ENTRIES PROVIDED:
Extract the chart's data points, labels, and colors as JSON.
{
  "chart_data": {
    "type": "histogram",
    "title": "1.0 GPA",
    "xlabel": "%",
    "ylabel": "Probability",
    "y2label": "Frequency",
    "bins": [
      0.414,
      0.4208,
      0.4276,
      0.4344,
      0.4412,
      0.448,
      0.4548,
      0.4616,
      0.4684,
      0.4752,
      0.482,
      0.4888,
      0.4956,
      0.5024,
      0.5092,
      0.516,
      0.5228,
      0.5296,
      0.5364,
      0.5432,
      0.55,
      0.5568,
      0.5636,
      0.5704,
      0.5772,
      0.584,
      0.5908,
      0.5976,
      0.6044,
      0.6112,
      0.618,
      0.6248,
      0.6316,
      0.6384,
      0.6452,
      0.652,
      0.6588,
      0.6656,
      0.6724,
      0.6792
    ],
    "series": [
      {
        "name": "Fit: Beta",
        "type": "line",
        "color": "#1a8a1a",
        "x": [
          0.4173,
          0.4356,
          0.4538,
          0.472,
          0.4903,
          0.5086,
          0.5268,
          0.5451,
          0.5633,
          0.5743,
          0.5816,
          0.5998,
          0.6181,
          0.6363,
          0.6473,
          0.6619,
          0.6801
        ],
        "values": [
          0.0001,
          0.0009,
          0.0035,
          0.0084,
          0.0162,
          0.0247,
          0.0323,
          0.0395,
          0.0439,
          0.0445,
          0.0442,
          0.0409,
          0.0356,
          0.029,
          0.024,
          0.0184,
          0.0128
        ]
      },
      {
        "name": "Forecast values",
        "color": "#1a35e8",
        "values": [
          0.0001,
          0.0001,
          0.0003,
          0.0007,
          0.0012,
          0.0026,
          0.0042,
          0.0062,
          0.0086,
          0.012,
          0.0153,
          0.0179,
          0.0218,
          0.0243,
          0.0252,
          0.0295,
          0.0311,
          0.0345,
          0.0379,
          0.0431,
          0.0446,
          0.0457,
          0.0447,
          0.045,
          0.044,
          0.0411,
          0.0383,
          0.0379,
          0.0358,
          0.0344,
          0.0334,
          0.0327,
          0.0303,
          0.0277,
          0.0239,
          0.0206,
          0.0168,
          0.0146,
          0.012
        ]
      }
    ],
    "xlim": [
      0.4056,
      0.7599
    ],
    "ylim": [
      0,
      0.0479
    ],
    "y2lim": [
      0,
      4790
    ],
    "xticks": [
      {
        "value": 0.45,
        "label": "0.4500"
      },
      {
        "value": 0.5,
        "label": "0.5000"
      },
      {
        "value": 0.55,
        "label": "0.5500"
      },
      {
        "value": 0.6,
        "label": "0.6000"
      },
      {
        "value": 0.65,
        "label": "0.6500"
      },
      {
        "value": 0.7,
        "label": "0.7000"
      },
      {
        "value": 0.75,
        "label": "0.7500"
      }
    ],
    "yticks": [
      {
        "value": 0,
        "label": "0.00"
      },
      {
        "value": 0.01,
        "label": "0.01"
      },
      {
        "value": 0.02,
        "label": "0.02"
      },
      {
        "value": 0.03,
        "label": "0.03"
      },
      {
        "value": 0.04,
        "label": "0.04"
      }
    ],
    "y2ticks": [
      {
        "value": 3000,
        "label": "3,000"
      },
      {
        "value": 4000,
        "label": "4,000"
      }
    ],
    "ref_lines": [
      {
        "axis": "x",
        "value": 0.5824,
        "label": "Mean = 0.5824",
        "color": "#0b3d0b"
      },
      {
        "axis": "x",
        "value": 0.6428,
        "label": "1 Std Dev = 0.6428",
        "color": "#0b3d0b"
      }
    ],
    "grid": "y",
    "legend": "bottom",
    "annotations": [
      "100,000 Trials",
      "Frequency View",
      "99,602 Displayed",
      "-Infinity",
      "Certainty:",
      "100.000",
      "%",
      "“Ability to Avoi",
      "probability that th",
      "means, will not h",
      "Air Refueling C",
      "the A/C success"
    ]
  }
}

SET PROBLEM: Output the complete data exactly as written.

OUTPUT OF THE EXERCISE:
Extract the chart's data points, labels, and colors as JSON.
{
  "chart_data": {
    "type": "histogram",
    "title": "1.0 GPA",
    "xlabel": "%",
    "ylabel": "Probability",
    "y2label": "Frequency",
    "bins": [
      0.414,
      0.4208,
      0.4276,
      0.4344,
      0.4412,
      0.448,
      0.4548,
      0.4616,
      0.4684,
      0.4752,
      0.482,
      0.4888,
      0.4956,
      0.5024,
      0.5092,
      0.516,
      0.5228,
      0.5296,
      0.5364,
      0.5432,
      0.55,
      0.5568,
      0.5636,
      0.5704,
      0.5772,
      0.584,
      0.5908,
      0.5976,
      0.6044,
      0.6112,
      0.618,
      0.6248,
      0.6316,
      0.6384,
      0.6452,
      0.652,
      0.6588,
      0.6656,
      0.6724,
      0.6792
    ],
    "series": [
      {
        "name": "Fit: Beta",
        "type": "line",
        "color": "#1a8a1a",
        "x": [
          0.4173,
          0.4356,
          0.4538,
          0.472,
          0.4903,
          0.5086,
          0.5268,
          0.5451,
          0.5633,
          0.5743,
          0.5816,
          0.5998,
          0.6181,
          0.6363,
          0.6473,
          0.6619,
          0.6801
        ],
        "values": [
          0.0001,
          0.0009,
          0.0035,
          0.0084,
          0.0162,
          0.0247,
          0.0323,
          0.0395,
          0.0439,
          0.0445,
          0.0442,
          0.0409,
          0.0356,
          0.029,
          0.024,
          0.0184,
          0.0128
        ]
      },
      {
        "name": "Forecast values",
        "color": "#1a35e8",
        "values": [
          0.0001,
          0.0001,
          0.0003,
          0.0007,
          0.0012,
          0.0026,
          0.0042,
          0.0062,
          0.0086,
          0.012,
          0.0153,
          0.0179,
          0.0218,
          0.0243,
          0.0252,
          0.0295,
          0.0311,
          0.0345,
          0.0379,
          0.0431,
          0.0446,
          0.0457,
          0.0447,
          0.045,
          0.044,
          0.0411,
          0.0383,
          0.0379,
          0.0358,
          0.0344,
          0.0334,
          0.0327,
          0.0303,
          0.0277,
          0.0239,
          0.0206,
          0.0168,
          0.0146,
          0.012
        ]
      }
    ],
    "xlim": [
      0.4056,
      0.7599
    ],
    "ylim": [
      0,
      0.0479
    ],
    "y2lim": [
      0,
      4790
    ],
    "xticks": [
      {
        "value": 0.45,
        "label": "0.4500"
      },
      {
        "value": 0.5,
        "label": "0.5000"
      },
      {
        "value": 0.55,
        "label": "0.5500"
      },
      {
        "value": 0.6,
        "label": "0.6000"
      },
      {
        "value": 0.65,
        "label": "0.6500"
      },
      {
        "value": 0.7,
        "label": "0.7000"
      },
      {
        "value": 0.75,
        "label": "0.7500"
      }
    ],
    "yticks": [
      {
        "value": 0,
        "label": "0.00"
      },
      {
        "value": 0.01,
        "label": "0.01"
      },
      {
        "value": 0.02,
        "label": "0.02"
      },
      {
        "value": 0.03,
        "label": "0.03"
      },
      {
        "value": 0.04,
        "label": "0.04"
      }
    ],
    "y2ticks": [
      {
        "value": 3000,
        "label": "3,000"
      },
      {
        "value": 4000,
        "label": "4,000"
      }
    ],
    "ref_lines": [
      {
        "axis": "x",
        "value": 0.5824,
        "label": "Mean = 0.5824",
        "color": "#0b3d0b"
      },
      {
        "axis": "x",
        "value": 0.6428,
        "label": "1 Std Dev = 0.6428",
        "color": "#0b3d0b"
      }
    ],
    "grid": "y",
    "legend": "bottom",
    "annotations": [
      "100,000 Trials",
      "Frequency View",
      "99,602 Displayed",
      "-Infinity",
      "Certainty:",
      "100.000",
      "%",
      "“Ability to Avoi",
      "probability that th",
      "means, will not h",
      "Air Refueling C",
      "the A/C success"
    ]
  }
}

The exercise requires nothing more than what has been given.